Required work ▸ Write out each line in which the string "oraz" is present.

Material ▸
※ ※ ※
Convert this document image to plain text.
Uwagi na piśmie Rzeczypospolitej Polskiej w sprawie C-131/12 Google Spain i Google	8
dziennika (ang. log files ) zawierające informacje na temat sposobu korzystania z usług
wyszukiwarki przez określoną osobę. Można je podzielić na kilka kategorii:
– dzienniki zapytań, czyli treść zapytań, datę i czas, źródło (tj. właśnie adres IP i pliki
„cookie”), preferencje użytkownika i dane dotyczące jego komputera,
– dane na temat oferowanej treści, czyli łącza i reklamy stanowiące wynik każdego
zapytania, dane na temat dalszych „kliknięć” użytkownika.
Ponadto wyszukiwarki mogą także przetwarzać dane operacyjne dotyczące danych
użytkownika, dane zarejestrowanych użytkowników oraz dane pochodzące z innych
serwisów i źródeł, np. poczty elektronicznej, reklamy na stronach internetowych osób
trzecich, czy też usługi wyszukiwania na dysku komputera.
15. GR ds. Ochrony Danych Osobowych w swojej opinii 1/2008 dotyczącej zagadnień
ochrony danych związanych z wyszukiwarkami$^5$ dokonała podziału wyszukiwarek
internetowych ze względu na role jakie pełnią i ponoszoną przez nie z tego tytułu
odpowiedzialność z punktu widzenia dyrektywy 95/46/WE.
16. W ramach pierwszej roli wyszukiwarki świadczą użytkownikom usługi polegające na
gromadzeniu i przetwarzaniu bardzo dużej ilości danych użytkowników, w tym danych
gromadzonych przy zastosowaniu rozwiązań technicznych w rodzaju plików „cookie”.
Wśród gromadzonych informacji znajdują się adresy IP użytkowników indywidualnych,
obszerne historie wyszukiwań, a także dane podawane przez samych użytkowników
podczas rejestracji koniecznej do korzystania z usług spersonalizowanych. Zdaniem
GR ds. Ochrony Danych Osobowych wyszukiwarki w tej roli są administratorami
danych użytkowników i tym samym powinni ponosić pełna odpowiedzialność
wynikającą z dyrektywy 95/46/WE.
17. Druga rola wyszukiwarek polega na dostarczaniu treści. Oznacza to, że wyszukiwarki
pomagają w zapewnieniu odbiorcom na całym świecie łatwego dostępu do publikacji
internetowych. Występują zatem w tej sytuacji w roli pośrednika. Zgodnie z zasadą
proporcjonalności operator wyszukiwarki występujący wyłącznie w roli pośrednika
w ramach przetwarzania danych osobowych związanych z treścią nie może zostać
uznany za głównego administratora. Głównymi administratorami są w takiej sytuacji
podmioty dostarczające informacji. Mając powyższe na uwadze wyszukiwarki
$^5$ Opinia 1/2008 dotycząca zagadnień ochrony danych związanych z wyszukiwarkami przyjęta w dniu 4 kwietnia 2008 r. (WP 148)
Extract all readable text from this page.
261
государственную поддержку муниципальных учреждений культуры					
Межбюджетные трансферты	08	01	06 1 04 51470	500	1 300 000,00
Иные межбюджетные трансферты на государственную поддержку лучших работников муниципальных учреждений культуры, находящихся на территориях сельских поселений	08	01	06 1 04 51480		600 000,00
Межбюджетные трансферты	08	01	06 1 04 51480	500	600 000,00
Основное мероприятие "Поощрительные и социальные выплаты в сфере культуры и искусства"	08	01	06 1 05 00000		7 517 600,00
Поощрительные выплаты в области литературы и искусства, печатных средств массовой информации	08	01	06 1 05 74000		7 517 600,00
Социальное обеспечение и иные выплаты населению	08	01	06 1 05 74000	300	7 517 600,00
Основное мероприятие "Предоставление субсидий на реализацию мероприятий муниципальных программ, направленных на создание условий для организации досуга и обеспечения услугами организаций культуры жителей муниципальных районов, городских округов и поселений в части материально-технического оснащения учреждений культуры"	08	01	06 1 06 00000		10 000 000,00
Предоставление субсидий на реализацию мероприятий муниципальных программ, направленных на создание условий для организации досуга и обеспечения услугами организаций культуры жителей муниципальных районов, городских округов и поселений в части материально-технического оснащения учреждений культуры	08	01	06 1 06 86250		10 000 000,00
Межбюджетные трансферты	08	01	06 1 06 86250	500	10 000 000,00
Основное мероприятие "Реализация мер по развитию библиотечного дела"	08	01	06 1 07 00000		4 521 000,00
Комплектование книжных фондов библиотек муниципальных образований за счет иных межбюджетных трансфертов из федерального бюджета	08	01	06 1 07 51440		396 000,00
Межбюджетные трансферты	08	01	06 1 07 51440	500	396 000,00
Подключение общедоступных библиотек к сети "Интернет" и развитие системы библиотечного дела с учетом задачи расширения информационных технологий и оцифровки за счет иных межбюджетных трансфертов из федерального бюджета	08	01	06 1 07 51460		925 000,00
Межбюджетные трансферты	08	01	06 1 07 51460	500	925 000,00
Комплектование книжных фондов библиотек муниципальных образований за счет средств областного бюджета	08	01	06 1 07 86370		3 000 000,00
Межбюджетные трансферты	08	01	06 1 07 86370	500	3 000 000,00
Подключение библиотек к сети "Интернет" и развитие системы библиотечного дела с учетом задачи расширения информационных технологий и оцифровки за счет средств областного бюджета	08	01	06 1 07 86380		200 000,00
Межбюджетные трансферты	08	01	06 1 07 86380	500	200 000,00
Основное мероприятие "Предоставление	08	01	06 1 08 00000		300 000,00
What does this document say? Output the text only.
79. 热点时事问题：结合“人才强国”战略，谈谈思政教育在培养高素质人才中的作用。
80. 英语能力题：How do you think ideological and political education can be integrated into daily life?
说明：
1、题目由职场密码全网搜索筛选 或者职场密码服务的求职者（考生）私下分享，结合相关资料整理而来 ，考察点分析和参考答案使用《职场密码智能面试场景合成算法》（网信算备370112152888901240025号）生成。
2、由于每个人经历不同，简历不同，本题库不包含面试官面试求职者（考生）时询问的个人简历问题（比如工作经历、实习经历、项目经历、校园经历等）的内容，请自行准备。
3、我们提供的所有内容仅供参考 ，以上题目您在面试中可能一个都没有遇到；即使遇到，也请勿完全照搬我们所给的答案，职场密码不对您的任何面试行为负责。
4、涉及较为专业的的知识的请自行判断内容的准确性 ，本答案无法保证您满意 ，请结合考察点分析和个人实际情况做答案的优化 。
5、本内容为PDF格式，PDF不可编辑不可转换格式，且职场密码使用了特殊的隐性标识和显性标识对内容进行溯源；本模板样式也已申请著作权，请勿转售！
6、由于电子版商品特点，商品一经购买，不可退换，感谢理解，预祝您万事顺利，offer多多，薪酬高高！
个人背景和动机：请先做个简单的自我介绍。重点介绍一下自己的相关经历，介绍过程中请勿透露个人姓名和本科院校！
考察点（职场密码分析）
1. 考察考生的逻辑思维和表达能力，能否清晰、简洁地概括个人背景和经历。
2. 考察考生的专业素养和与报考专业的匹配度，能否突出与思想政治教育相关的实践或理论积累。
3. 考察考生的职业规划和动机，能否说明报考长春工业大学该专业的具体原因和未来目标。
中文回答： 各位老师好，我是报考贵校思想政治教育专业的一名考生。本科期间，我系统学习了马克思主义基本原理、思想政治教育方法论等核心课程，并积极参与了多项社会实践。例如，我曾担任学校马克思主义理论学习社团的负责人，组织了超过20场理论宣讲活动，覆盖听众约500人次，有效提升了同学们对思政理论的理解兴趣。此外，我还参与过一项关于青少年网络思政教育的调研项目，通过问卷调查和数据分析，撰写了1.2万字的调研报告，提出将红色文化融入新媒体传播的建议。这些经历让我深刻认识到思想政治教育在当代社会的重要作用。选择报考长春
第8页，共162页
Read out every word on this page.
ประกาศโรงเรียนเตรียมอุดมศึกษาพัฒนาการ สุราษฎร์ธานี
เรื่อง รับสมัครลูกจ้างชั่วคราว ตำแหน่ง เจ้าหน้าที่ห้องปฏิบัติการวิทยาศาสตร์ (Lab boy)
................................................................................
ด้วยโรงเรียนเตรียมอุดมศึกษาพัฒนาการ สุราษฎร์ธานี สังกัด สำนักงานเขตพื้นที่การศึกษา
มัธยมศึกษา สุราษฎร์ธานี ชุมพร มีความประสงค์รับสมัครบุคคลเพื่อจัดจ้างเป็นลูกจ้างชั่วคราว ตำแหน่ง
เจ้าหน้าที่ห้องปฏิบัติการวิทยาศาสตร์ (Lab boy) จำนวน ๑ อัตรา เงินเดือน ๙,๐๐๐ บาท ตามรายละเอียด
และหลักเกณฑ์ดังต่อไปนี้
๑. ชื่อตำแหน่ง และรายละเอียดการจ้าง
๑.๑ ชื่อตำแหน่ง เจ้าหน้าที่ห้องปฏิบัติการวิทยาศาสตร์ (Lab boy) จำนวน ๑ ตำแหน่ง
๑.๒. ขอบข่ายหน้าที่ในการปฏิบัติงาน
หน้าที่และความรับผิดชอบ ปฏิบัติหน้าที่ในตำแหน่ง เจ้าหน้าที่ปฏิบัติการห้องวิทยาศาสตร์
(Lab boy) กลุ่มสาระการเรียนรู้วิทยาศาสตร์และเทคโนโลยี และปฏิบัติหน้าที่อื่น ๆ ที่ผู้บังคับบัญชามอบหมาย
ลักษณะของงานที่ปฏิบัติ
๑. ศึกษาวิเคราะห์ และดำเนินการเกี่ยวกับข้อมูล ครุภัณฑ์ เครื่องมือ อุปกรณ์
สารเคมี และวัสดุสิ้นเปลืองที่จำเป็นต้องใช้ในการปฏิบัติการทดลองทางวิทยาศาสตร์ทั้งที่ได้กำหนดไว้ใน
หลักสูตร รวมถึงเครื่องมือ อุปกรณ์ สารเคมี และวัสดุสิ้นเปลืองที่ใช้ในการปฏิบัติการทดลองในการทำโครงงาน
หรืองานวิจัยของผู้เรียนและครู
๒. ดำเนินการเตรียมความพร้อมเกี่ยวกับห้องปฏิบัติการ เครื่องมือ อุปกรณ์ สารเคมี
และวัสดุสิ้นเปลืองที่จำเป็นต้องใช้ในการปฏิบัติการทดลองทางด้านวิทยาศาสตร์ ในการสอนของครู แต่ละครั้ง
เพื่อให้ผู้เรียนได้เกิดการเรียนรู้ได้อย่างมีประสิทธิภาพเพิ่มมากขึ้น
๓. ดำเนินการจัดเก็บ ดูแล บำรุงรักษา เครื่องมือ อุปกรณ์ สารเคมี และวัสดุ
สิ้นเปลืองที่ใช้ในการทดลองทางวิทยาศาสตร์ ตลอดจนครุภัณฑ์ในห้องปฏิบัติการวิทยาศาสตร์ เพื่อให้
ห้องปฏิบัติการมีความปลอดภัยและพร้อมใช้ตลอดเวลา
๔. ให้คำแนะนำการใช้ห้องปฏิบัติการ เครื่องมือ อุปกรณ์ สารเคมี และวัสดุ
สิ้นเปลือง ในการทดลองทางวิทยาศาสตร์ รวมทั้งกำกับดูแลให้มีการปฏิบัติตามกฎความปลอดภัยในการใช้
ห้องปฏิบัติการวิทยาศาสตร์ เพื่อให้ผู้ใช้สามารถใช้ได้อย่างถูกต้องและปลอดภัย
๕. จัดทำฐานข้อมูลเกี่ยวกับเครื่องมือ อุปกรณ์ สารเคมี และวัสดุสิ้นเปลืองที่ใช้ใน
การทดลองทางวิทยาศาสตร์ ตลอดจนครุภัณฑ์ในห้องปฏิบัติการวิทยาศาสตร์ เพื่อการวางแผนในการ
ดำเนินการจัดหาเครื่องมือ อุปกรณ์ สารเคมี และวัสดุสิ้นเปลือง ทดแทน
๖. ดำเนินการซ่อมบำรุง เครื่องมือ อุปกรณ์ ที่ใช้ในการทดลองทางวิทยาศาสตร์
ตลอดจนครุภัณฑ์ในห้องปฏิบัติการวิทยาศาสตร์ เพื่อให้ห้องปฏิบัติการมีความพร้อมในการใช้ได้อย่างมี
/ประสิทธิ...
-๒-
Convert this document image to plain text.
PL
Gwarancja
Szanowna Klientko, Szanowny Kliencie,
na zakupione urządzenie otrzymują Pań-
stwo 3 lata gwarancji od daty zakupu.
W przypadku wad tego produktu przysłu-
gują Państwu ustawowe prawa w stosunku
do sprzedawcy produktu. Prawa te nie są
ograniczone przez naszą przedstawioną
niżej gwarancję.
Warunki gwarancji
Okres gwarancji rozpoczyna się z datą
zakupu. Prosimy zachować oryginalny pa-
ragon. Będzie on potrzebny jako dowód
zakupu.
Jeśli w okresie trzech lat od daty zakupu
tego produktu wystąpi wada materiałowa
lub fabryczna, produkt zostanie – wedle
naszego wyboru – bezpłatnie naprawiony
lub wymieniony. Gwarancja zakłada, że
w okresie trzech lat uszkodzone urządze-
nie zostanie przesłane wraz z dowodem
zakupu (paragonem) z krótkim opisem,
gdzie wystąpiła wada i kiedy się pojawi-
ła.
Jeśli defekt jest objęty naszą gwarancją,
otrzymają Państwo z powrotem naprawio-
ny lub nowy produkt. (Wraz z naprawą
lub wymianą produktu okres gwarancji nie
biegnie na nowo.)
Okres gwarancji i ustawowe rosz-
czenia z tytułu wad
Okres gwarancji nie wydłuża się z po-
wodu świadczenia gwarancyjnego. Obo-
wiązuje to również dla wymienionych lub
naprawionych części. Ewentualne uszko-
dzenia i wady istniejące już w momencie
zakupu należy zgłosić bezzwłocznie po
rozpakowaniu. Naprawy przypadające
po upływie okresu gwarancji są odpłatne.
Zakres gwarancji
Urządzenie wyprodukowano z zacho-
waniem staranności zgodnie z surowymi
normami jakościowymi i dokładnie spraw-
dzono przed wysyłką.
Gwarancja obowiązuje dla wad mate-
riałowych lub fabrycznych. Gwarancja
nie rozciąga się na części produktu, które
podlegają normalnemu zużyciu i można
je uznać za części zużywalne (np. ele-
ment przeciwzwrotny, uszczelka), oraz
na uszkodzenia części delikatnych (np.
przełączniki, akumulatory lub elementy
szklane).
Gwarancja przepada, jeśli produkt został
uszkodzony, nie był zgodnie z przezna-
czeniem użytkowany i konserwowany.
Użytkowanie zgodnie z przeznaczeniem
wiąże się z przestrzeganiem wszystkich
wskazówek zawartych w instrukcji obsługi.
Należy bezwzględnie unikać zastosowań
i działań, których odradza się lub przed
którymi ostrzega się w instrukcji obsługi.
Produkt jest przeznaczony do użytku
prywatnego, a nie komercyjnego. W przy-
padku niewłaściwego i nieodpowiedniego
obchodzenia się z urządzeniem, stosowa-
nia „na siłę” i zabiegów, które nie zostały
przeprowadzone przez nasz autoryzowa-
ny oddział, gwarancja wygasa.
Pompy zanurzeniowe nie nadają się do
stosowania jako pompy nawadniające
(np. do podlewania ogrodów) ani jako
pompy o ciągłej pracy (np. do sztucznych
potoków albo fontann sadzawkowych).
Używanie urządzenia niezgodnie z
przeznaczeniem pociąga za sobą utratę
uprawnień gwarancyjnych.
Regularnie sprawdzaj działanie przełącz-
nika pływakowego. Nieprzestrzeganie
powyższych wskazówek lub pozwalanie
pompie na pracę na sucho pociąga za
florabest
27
※ ※ ※
Answer to the exercise ▸
użytkownika, dane zarejestrowanych użytkowników oraz dane pochodzące z innych
ment przeciwzwrotny, uszczelka), oraz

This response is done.